Exercise requirements:
Copy each line in the data that includes the word "шума".

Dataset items

(begin)

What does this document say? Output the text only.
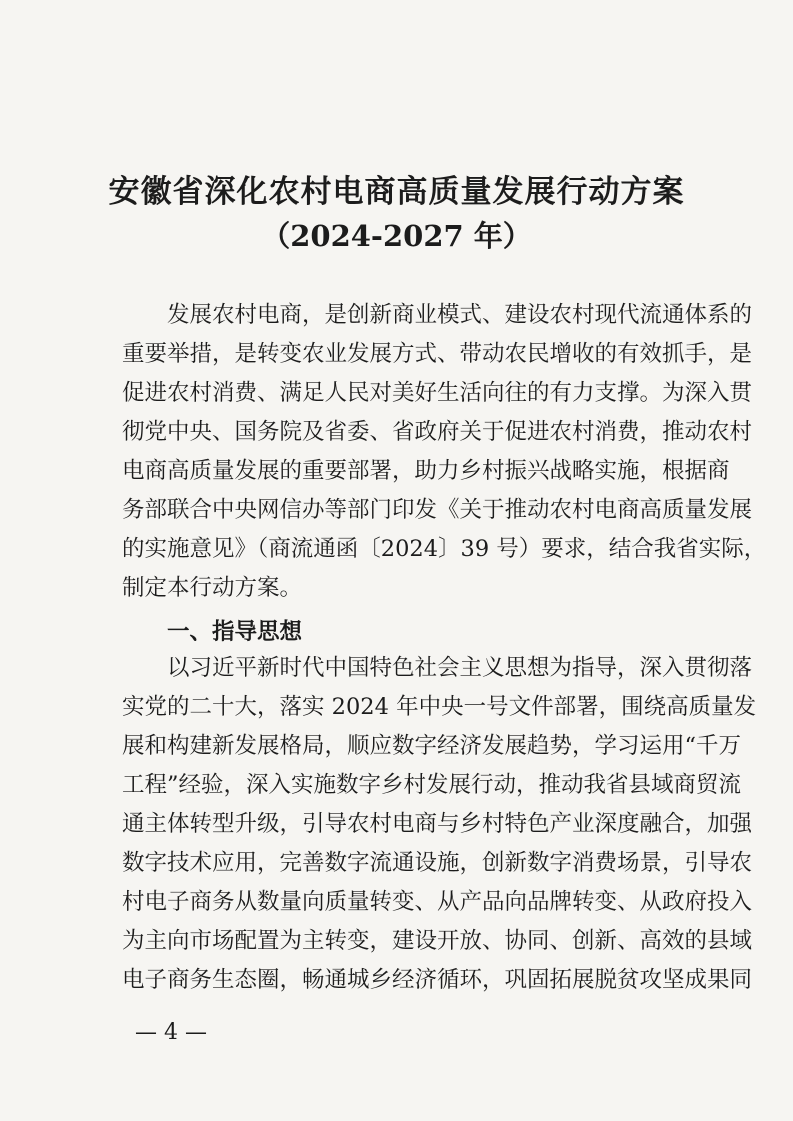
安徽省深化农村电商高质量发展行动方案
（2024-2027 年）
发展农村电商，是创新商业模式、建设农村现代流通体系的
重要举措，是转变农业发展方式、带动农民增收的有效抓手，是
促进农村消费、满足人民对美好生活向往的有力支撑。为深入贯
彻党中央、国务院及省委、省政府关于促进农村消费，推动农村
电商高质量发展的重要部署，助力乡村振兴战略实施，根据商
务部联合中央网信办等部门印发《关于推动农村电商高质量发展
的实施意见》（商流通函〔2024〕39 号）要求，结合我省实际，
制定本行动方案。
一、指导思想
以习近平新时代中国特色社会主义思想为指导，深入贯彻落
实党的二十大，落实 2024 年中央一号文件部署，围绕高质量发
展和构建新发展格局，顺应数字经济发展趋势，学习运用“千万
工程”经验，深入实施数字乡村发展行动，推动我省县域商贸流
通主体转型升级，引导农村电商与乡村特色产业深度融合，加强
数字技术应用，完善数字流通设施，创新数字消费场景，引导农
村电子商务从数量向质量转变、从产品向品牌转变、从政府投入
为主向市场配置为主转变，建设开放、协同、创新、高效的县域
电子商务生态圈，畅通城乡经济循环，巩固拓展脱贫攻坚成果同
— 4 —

(end)
(begin)

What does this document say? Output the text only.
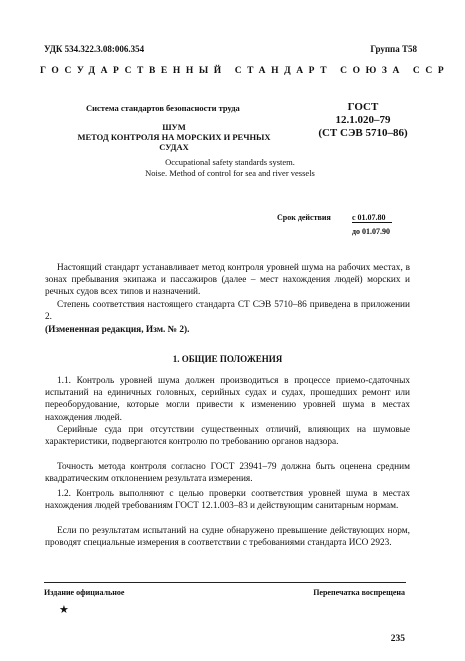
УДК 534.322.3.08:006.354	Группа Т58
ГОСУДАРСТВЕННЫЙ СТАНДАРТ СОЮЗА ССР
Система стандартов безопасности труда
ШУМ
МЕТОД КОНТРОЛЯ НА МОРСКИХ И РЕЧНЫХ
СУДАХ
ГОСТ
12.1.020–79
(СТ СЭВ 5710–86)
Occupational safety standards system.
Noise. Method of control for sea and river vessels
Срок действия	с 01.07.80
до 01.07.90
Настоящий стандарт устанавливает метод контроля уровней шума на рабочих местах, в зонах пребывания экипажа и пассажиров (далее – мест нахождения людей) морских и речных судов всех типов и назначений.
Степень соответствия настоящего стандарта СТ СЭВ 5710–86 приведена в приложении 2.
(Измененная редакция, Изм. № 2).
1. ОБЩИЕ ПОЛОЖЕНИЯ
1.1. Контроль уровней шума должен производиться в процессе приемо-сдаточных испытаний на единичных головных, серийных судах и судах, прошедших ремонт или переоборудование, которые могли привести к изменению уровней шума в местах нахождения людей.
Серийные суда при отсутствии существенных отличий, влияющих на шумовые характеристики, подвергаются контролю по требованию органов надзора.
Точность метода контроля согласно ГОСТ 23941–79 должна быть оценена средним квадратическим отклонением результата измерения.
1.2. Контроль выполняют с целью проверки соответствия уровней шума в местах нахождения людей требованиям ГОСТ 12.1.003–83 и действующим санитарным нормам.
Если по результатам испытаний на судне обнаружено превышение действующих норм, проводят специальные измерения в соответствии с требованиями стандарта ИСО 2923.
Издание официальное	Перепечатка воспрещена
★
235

(end)
(begin)

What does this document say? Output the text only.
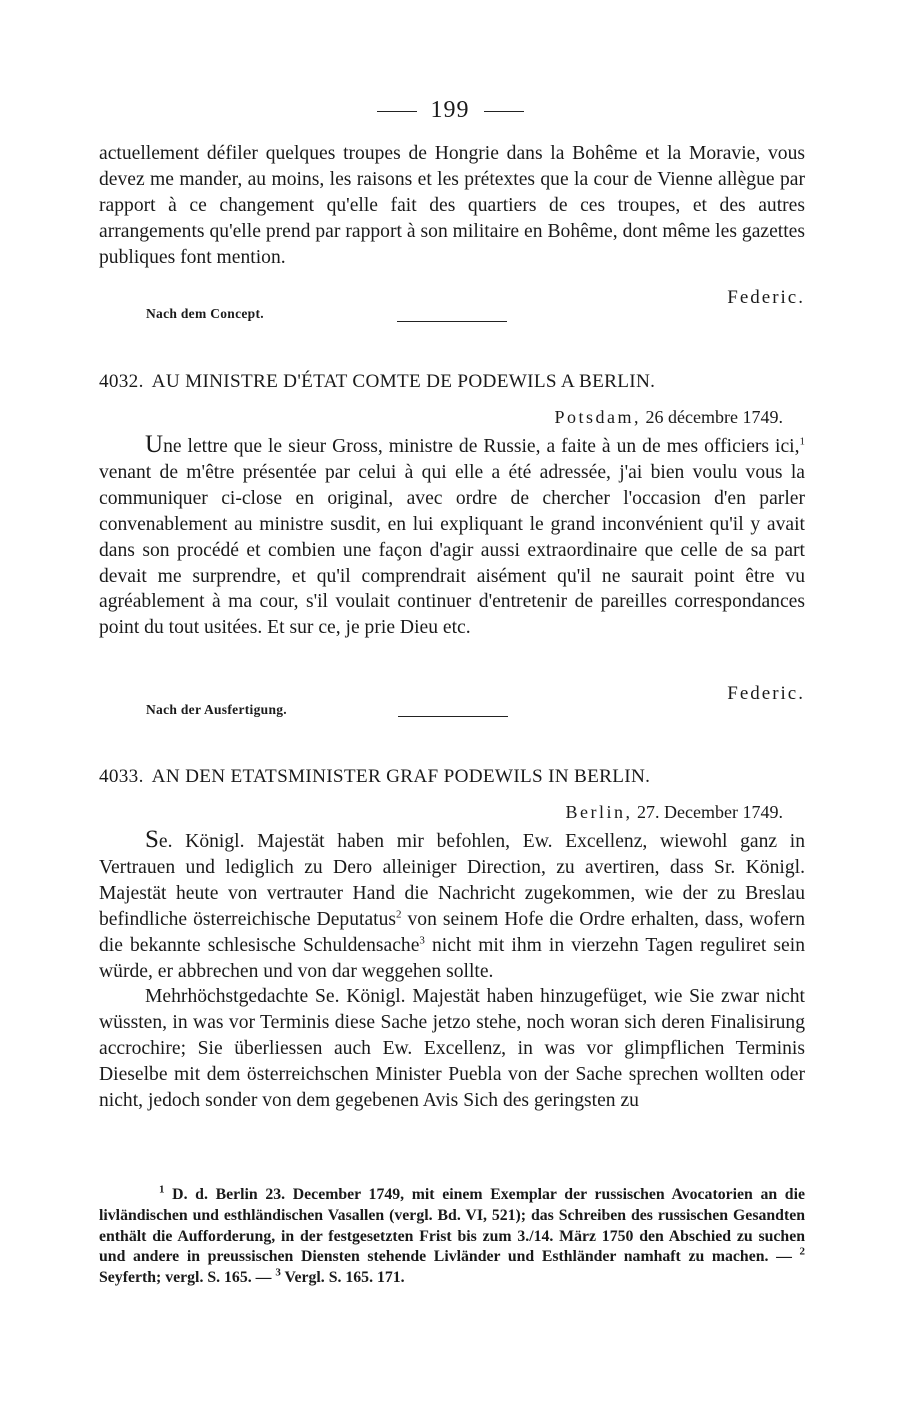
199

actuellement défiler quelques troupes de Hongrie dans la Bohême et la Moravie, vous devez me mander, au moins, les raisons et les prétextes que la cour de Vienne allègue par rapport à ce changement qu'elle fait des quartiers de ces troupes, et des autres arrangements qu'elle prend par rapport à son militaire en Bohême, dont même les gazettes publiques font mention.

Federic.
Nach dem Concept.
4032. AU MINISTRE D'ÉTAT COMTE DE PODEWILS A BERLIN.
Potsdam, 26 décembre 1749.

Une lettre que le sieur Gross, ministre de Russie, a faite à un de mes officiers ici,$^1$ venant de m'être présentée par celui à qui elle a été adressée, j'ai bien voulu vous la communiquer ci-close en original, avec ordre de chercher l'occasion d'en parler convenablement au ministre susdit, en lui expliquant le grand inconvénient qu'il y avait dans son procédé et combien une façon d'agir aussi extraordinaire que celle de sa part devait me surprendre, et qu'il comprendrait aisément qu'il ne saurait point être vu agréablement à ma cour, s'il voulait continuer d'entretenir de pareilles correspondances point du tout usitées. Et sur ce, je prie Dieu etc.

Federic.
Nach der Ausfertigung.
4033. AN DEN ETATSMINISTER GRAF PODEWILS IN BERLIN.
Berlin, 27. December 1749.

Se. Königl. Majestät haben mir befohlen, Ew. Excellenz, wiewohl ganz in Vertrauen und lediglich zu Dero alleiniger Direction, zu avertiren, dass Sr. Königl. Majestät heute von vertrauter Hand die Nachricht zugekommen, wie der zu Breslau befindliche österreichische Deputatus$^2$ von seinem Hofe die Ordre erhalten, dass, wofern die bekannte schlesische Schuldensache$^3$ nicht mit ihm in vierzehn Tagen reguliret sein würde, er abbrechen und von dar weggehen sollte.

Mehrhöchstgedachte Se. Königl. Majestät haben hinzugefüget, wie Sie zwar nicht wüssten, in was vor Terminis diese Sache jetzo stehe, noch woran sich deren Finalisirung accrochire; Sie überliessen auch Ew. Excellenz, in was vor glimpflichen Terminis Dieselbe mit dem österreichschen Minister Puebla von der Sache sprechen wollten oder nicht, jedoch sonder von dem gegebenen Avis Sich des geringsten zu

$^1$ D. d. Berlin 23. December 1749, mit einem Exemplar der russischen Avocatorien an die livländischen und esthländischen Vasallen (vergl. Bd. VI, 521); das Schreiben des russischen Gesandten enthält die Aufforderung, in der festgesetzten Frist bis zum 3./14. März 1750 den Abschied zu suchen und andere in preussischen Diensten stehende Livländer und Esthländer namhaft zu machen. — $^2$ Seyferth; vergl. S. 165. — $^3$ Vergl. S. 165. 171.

(end)

Correct response:
Настоящий стандарт устанавливает метод контроля уровней шума на рабочих местах, в зонах пребывания экипажа и пассажиров (далее – мест нахождения людей) морских и речных судов всех типов и назначений.
1.1. Контроль уровней шума должен производиться в процессе приемо-сдаточных испытаний на единичных головных, серийных судах и судах, прошедших ремонт или переоборудование, которые могли привести к изменению уровней шума в местах нахождения людей.
1.2. Контроль выполняют с целью проверки соответствия уровней шума в местах нахождения людей требованиям ГОСТ 12.1.003–83 и действующим санитарным нормам.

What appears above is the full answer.